RECORDS FOR THE EXERCISE =>
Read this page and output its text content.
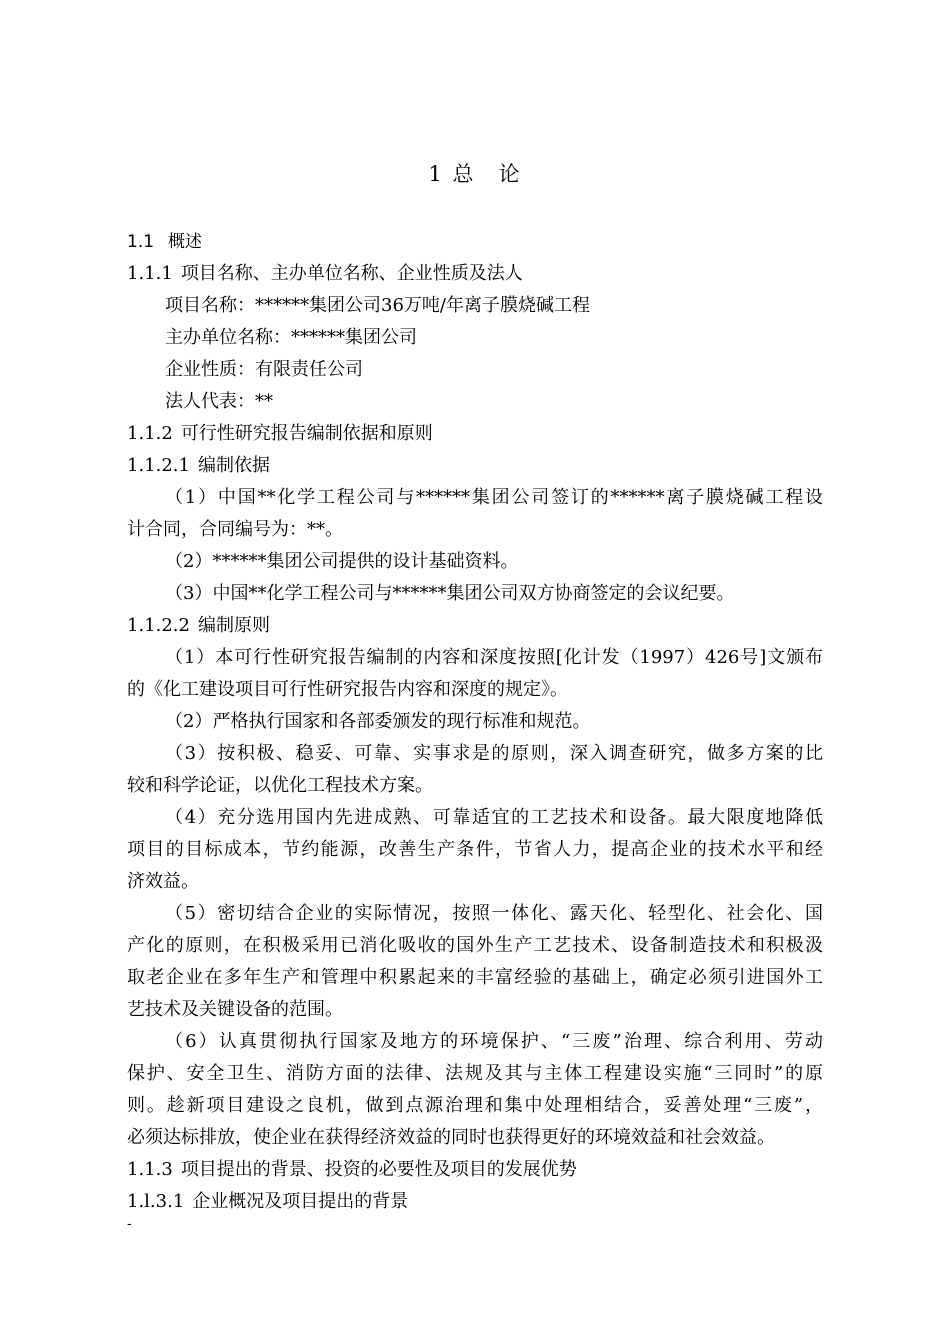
1 总　论

1.1 概述

1.1.1 项目名称、主办单位名称、企业性质及法人

项目名称：******集团公司36万吨/年离子膜烧碱工程

主办单位名称：******集团公司

企业性质：有限责任公司

法人代表：**

1.1.2 可行性研究报告编制依据和原则

1.1.2.1 编制依据

（1）中国**化学工程公司与******集团公司签订的******离子膜烧碱工程设
计合同，合同编号为：**。
（2）******集团公司提供的设计基础资料。
（3）中国**化学工程公司与******集团公司双方协商签定的会议纪要。

1.1.2.2 编制原则

（1）本可行性研究报告编制的内容和深度按照[化计发（1997）426号]文颁布
的《化工建设项目可行性研究报告内容和深度的规定》。
（2）严格执行国家和各部委颁发的现行标准和规范。
（3）按积极、稳妥、可靠、实事求是的原则，深入调查研究，做多方案的比
较和科学论证，以优化工程技术方案。
（4）充分选用国内先进成熟、可靠适宜的工艺技术和设备。最大限度地降低
项目的目标成本，节约能源，改善生产条件，节省人力，提高企业的技术水平和经
济效益。
（5）密切结合企业的实际情况，按照一体化、露天化、轻型化、社会化、国
产化的原则，在积极采用已消化吸收的国外生产工艺技术、设备制造技术和积极汲
取老企业在多年生产和管理中积累起来的丰富经验的基础上，确定必须引进国外工
艺技术及关键设备的范围。
（6）认真贯彻执行国家及地方的环境保护、“三废”治理、综合利用、劳动
保护、安全卫生、消防方面的法律、法规及其与主体工程建设实施“三同时”的原
则。趁新项目建设之良机，做到点源治理和集中处理相结合，妥善处理“三废”，
必须达标排放，使企业在获得经济效益的同时也获得更好的环境效益和社会效益。

1.1.3 项目提出的背景、投资的必要性及项目的发展优势

1.l.3.1 企业概况及项目提出的背景

-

WHAT IS ASKED =>
Copy every line of the records above that holds the word "化学工程公司与".

WORKED ANSWER =>
（1）中国**化学工程公司与******集团公司签订的******离子膜烧碱工程设
（3）中国**化学工程公司与******集团公司双方协商签定的会议纪要。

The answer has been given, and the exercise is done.